• [Your goal]: Records follow. Select each line holding "this".

Raw records:
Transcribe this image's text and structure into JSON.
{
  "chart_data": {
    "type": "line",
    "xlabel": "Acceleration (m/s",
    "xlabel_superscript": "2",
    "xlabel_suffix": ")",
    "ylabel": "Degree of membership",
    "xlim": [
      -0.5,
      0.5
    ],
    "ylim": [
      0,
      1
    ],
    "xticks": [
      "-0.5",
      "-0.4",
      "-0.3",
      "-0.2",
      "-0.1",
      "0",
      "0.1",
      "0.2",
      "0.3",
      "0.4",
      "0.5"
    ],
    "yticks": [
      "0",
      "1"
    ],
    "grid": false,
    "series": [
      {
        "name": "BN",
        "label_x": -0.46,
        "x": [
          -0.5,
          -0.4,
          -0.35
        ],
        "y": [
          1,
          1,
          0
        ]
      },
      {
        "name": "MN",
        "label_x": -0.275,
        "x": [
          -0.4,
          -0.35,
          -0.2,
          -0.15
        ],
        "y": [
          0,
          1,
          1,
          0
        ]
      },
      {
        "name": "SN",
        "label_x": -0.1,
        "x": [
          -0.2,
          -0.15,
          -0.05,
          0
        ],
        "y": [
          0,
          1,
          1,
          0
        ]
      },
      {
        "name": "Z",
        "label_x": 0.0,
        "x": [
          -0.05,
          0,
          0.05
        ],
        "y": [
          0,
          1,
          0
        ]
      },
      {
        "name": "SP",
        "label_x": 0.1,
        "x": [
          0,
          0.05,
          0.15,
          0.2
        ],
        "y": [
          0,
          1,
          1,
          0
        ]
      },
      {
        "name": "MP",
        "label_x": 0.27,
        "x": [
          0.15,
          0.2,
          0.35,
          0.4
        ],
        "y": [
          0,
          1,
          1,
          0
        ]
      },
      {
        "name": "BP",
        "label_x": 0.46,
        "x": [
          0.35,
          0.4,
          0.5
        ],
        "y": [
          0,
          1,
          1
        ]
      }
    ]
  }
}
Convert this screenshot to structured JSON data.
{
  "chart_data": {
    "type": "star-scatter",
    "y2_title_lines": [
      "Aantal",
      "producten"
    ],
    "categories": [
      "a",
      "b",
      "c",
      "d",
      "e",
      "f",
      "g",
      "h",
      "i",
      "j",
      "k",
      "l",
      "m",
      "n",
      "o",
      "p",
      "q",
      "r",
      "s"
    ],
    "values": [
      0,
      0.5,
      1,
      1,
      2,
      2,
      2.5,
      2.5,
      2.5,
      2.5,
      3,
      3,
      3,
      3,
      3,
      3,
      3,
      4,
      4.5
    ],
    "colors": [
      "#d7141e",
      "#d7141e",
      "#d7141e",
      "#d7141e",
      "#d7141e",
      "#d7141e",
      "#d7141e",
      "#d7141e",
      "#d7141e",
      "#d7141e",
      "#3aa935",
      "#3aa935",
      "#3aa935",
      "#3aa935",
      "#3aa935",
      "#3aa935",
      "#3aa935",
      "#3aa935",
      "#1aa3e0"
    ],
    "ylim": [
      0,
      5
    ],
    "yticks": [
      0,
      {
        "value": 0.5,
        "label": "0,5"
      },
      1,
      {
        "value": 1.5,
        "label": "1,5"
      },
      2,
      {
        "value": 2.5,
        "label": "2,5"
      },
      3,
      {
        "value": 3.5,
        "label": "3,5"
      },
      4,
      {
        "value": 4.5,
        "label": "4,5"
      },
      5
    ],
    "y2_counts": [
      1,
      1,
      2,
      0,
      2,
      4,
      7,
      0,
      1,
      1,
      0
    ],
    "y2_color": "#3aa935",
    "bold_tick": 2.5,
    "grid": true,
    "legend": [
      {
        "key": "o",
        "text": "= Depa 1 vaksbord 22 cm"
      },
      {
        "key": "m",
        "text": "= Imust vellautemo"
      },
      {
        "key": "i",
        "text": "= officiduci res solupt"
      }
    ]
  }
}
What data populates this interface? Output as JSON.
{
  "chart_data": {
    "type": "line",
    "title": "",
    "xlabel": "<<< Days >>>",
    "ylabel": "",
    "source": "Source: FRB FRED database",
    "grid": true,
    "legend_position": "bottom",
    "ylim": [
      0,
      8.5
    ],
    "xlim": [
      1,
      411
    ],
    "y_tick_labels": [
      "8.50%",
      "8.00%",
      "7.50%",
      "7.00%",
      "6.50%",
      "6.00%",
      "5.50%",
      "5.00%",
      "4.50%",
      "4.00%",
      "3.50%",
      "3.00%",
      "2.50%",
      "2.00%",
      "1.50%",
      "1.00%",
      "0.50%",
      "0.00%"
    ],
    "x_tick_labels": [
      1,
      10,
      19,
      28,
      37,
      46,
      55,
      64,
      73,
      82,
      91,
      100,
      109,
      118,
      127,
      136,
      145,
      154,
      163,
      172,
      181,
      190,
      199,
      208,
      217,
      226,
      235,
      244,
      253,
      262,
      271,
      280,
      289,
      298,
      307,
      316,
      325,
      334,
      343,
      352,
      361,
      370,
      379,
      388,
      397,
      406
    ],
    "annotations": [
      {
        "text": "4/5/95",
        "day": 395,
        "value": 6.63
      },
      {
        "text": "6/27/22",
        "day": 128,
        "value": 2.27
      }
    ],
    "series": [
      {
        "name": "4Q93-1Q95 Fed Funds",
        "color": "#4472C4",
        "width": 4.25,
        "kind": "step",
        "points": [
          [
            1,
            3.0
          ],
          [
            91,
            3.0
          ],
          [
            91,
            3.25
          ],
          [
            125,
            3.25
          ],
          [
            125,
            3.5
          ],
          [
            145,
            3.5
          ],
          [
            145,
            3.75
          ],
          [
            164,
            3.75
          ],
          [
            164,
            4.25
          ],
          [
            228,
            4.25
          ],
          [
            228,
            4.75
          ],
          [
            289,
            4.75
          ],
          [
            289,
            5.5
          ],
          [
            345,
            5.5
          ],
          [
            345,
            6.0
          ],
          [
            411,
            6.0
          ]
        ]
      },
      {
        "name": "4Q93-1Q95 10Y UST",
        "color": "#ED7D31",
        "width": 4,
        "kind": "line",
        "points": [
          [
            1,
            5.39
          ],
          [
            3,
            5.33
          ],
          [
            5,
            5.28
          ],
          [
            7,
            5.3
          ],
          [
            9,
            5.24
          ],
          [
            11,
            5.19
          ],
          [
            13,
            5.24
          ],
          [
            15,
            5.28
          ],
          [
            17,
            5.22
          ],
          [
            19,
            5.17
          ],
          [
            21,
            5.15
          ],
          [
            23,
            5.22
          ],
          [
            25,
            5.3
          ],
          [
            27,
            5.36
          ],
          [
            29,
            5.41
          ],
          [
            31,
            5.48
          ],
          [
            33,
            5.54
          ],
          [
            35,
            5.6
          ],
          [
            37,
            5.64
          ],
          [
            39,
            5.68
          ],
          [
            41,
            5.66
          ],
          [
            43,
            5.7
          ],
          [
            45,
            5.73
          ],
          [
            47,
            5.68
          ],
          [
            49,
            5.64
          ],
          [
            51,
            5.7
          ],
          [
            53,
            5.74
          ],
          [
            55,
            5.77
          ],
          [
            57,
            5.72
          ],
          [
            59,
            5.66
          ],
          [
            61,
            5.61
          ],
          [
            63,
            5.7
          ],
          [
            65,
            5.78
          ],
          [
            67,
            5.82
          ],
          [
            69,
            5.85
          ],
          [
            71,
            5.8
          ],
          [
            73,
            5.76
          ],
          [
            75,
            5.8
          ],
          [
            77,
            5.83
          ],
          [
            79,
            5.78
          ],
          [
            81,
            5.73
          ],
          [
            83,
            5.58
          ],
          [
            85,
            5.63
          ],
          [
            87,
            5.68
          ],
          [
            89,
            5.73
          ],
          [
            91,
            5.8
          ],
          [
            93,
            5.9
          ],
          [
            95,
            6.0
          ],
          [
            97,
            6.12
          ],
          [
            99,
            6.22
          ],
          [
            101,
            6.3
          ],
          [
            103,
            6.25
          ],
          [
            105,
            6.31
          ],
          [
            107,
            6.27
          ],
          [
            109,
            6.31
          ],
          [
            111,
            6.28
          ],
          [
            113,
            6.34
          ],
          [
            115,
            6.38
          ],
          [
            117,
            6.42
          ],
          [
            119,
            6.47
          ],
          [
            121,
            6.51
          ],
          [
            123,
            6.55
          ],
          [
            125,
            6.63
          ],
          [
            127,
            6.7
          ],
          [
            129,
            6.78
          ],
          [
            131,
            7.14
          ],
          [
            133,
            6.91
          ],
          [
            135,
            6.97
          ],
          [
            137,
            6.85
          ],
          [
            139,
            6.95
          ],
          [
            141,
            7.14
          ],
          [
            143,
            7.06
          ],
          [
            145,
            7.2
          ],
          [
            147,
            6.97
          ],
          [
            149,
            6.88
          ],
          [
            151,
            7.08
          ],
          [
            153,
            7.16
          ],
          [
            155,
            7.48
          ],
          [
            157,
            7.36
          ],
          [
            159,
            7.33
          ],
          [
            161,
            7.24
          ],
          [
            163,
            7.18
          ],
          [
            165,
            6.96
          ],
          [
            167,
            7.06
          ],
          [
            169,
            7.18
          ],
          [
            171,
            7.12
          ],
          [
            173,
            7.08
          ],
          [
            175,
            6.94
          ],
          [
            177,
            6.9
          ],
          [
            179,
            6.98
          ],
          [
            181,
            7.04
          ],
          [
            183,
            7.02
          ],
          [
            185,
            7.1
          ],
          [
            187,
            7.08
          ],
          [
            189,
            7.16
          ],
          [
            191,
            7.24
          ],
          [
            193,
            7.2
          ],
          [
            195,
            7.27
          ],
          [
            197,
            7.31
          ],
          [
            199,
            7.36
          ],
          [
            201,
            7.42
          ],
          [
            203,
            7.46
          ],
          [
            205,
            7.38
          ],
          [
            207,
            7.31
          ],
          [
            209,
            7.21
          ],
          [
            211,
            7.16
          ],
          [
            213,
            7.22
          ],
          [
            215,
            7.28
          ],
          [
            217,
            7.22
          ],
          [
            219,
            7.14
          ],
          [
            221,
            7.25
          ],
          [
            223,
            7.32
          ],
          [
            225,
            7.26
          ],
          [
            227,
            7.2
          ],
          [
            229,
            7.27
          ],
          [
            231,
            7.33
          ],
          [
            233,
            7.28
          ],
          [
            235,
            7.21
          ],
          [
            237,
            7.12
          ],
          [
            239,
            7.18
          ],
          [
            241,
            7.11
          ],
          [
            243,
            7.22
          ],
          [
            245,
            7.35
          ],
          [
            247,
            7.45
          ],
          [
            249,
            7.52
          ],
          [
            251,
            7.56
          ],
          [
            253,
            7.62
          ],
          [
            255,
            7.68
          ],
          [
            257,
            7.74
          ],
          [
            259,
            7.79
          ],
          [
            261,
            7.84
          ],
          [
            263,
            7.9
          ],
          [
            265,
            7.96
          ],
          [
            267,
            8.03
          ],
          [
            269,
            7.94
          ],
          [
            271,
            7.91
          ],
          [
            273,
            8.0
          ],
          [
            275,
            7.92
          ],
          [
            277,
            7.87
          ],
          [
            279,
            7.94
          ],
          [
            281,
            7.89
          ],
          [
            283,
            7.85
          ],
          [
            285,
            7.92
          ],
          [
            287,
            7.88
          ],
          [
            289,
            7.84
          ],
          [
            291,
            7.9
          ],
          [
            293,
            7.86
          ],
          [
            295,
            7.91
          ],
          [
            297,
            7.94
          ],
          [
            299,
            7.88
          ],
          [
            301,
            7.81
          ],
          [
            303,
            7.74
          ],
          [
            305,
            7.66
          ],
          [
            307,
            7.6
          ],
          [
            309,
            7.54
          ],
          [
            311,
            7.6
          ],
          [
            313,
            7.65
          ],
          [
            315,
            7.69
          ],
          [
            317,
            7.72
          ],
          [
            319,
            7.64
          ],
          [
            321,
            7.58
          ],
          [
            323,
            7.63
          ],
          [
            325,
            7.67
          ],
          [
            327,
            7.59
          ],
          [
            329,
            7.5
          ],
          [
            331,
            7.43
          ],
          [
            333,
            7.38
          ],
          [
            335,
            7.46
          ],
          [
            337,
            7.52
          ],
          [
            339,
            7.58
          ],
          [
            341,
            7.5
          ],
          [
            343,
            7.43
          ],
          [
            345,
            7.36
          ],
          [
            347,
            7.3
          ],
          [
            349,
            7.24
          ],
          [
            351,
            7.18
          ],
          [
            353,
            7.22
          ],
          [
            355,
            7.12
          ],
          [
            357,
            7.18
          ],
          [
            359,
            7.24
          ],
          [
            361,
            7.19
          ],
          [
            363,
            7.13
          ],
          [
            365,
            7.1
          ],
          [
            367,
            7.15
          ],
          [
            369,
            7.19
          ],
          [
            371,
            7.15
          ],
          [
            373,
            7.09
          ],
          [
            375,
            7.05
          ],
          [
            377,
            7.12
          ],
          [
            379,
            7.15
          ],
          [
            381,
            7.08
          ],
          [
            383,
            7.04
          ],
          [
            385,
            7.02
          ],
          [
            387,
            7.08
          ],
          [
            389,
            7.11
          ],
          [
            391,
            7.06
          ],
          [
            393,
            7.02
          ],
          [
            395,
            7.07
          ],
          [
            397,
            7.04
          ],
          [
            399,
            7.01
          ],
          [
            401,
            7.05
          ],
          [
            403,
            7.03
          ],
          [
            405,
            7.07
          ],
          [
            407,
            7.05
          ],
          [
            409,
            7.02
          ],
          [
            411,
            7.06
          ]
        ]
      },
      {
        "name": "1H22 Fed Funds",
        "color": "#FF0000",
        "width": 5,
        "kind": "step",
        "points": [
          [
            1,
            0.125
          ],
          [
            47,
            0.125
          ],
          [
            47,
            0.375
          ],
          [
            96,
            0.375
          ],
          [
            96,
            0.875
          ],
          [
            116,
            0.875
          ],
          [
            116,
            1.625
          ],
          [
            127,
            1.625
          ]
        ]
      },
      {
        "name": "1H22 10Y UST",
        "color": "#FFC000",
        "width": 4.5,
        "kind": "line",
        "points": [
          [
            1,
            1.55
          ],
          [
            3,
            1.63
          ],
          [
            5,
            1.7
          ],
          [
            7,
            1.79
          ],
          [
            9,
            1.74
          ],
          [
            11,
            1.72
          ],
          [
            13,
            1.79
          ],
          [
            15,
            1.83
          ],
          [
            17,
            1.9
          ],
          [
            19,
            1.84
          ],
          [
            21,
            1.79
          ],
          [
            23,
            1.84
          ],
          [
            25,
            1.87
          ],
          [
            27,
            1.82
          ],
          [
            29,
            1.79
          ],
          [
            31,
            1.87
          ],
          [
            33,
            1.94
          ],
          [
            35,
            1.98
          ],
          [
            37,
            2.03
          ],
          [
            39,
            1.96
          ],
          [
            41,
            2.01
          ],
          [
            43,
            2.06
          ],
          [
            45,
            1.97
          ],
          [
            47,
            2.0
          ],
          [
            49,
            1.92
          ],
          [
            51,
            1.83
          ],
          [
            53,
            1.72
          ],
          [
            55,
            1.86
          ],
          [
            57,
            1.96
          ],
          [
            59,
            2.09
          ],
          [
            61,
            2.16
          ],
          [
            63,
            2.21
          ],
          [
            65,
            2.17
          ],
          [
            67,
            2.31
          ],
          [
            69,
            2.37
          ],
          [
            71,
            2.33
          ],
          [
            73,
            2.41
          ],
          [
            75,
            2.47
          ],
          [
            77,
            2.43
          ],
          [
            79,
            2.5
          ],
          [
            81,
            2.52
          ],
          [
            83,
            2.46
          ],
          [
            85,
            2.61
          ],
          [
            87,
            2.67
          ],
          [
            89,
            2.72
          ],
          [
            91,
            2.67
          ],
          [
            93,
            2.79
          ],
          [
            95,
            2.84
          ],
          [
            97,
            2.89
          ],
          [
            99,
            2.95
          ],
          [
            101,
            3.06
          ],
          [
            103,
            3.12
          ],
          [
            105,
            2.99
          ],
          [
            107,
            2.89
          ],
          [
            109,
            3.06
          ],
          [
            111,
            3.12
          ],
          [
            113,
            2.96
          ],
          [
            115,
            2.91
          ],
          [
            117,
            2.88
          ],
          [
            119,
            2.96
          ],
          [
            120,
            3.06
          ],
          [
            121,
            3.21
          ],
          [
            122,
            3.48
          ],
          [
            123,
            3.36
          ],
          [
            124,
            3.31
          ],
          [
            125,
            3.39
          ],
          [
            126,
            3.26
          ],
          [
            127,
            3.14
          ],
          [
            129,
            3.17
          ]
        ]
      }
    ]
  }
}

• [Output below]:
Transcribe this image's text and structure into JSON.
Convert this screenshot to structured JSON data.
What data populates this interface? Output as JSON.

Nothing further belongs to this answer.